:: INSTRUCTION ::
Leave out the pictures and restate the rest of the data exactly.

:: INPUT RECORDS ::
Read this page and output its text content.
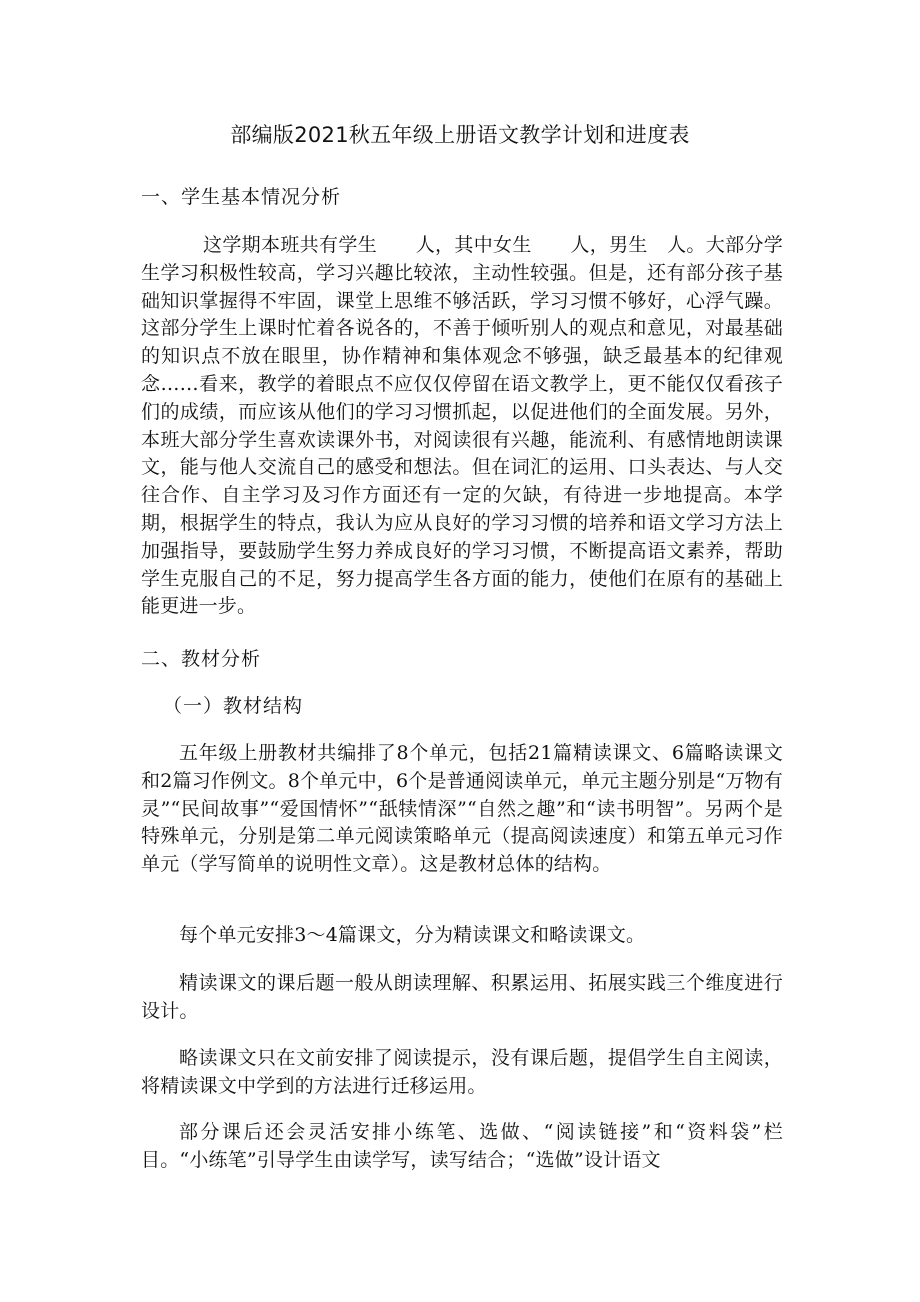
部编版2021秋五年级上册语文教学计划和进度表
一、学生基本情况分析

这学期本班共有学生　　人，其中女生　　人，男生　人。大部分学生学习积极性较高，学习兴趣比较浓，主动性较强。但是，还有部分孩子基础知识掌握得不牢固，课堂上思维不够活跃，学习习惯不够好，心浮气躁。这部分学生上课时忙着各说各的，不善于倾听别人的观点和意见，对最基础的知识点不放在眼里，协作精神和集体观念不够强，缺乏最基本的纪律观念……看来，教学的着眼点不应仅仅停留在语文教学上，更不能仅仅看孩子们的成绩，而应该从他们的学习习惯抓起，以促进他们的全面发展。另外，本班大部分学生喜欢读课外书，对阅读很有兴趣，能流利、有感情地朗读课文，能与他人交流自己的感受和想法。但在词汇的运用、口头表达、与人交往合作、自主学习及习作方面还有一定的欠缺，有待进一步地提高。本学期，根据学生的特点，我认为应从良好的学习习惯的培养和语文学习方法上加强指导，要鼓励学生努力养成良好的学习习惯，不断提高语文素养，帮助学生克服自己的不足，努力提高学生各方面的能力，使他们在原有的基础上能更进一步。

二、教材分析
（一）教材结构

五年级上册教材共编排了8个单元，包括21篇精读课文、6篇略读课文和2篇习作例文。8个单元中，6个是普通阅读单元，单元主题分别是“万物有灵”“民间故事”“爱国情怀”“舐犊情深”“自然之趣”和“读书明智”。另两个是特殊单元，分别是第二单元阅读策略单元（提高阅读速度）和第五单元习作单元（学写简单的说明性文章）。这是教材总体的结构。

每个单元安排3～4篇课文，分为精读课文和略读课文。

精读课文的课后题一般从朗读理解、积累运用、拓展实践三个维度进行设计。

略读课文只在文前安排了阅读提示，没有课后题，提倡学生自主阅读，将精读课文中学到的方法进行迁移运用。

部分课后还会灵活安排小练笔、选做、“阅读链接”和“资料袋”栏目。“小练笔”引导学生由读学写，读写结合；“选做”设计语文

:: FINAL RESULT ::
Read this page and output its text content.
部编版2021秋五年级上册语文教学计划和进度表
一、学生基本情况分析

这学期本班共有学生　　人，其中女生　　人，男生　人。大部分学生学习积极性较高，学习兴趣比较浓，主动性较强。但是，还有部分孩子基础知识掌握得不牢固，课堂上思维不够活跃，学习习惯不够好，心浮气躁。这部分学生上课时忙着各说各的，不善于倾听别人的观点和意见，对最基础的知识点不放在眼里，协作精神和集体观念不够强，缺乏最基本的纪律观念……看来，教学的着眼点不应仅仅停留在语文教学上，更不能仅仅看孩子们的成绩，而应该从他们的学习习惯抓起，以促进他们的全面发展。另外，本班大部分学生喜欢读课外书，对阅读很有兴趣，能流利、有感情地朗读课文，能与他人交流自己的感受和想法。但在词汇的运用、口头表达、与人交往合作、自主学习及习作方面还有一定的欠缺，有待进一步地提高。本学期，根据学生的特点，我认为应从良好的学习习惯的培养和语文学习方法上加强指导，要鼓励学生努力养成良好的学习习惯，不断提高语文素养，帮助学生克服自己的不足，努力提高学生各方面的能力，使他们在原有的基础上能更进一步。

二、教材分析
（一）教材结构

五年级上册教材共编排了8个单元，包括21篇精读课文、6篇略读课文和2篇习作例文。8个单元中，6个是普通阅读单元，单元主题分别是“万物有灵”“民间故事”“爱国情怀”“舐犊情深”“自然之趣”和“读书明智”。另两个是特殊单元，分别是第二单元阅读策略单元（提高阅读速度）和第五单元习作单元（学写简单的说明性文章）。这是教材总体的结构。

每个单元安排3～4篇课文，分为精读课文和略读课文。

精读课文的课后题一般从朗读理解、积累运用、拓展实践三个维度进行设计。

略读课文只在文前安排了阅读提示，没有课后题，提倡学生自主阅读，将精读课文中学到的方法进行迁移运用。

部分课后还会灵活安排小练笔、选做、“阅读链接”和“资料袋”栏目。“小练笔”引导学生由读学写，读写结合；“选做”设计语文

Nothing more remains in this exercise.